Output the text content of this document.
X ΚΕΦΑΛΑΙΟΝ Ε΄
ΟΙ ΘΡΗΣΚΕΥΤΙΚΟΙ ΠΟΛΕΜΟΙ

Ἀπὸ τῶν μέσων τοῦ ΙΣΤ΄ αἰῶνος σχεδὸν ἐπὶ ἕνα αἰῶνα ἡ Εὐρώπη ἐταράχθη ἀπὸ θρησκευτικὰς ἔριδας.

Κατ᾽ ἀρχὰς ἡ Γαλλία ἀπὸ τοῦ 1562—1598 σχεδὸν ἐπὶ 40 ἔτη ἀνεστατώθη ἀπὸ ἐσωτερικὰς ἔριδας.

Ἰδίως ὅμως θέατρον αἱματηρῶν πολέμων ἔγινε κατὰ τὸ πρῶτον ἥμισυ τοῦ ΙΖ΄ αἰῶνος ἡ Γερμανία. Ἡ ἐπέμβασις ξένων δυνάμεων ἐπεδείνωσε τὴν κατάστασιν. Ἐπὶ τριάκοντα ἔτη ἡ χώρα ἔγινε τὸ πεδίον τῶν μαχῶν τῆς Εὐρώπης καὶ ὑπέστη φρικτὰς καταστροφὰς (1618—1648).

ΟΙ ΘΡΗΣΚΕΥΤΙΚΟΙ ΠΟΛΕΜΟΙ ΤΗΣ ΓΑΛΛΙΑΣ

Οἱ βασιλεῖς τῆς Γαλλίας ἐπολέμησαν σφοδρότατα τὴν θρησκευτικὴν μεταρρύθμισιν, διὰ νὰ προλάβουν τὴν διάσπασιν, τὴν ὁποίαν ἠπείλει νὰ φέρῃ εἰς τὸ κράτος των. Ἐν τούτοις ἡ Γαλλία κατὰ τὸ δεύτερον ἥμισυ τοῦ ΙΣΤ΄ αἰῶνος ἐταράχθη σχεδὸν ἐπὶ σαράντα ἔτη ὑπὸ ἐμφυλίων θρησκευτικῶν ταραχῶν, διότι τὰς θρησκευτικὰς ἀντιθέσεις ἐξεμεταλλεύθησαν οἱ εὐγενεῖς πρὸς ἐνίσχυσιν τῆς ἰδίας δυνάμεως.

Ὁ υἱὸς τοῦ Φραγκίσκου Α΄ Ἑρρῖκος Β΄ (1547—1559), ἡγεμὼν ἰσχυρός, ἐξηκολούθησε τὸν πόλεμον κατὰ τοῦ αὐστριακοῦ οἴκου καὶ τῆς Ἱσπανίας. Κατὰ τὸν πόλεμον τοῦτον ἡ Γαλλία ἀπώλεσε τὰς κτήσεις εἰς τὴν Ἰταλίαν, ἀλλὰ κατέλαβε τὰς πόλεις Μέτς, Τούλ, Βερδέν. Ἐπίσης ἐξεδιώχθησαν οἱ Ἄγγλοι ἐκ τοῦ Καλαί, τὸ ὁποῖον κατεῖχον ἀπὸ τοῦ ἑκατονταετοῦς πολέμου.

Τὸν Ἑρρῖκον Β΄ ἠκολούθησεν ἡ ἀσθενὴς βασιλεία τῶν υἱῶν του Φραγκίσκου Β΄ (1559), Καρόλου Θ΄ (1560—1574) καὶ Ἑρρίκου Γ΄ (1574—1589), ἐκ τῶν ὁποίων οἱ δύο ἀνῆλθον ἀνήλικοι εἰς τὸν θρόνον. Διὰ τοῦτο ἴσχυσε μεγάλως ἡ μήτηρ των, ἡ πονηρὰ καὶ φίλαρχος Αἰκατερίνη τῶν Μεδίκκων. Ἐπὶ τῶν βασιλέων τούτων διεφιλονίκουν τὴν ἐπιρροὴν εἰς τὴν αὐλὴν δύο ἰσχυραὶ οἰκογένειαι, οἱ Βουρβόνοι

#####

WHAT YOU HAVE TO DO: Select the lines in this material that hold the word "θρησκευτικὰς", leaving none out.

RESULT:
Ἀπὸ τῶν μέσων τοῦ ΙΣΤ΄ αἰῶνος σχεδὸν ἐπὶ ἕνα αἰῶνα ἡ Εὐρώπη ἐταράχθη ἀπὸ θρησκευτικὰς ἔριδας.
Οἱ βασιλεῖς τῆς Γαλλίας ἐπολέμησαν σφοδρότατα τὴν θρησκευτικὴν μεταρρύθμισιν, διὰ νὰ προλάβουν τὴν διάσπασιν, τὴν ὁποίαν ἠπείλει νὰ φέρῃ εἰς τὸ κράτος των. Ἐν τούτοις ἡ Γαλλία κατὰ τὸ δεύτερον ἥμισυ τοῦ ΙΣΤ΄ αἰῶνος ἐταράχθη σχεδὸν ἐπὶ σαράντα ἔτη ὑπὸ ἐμφυλίων θρησκευτικῶν ταραχῶν, διότι τὰς θρησκευτικὰς ἀντιθέσεις ἐξεμεταλλεύθησαν οἱ εὐγενεῖς πρὸς ἐνίσχυσιν τῆς ἰδίας δυνάμεως.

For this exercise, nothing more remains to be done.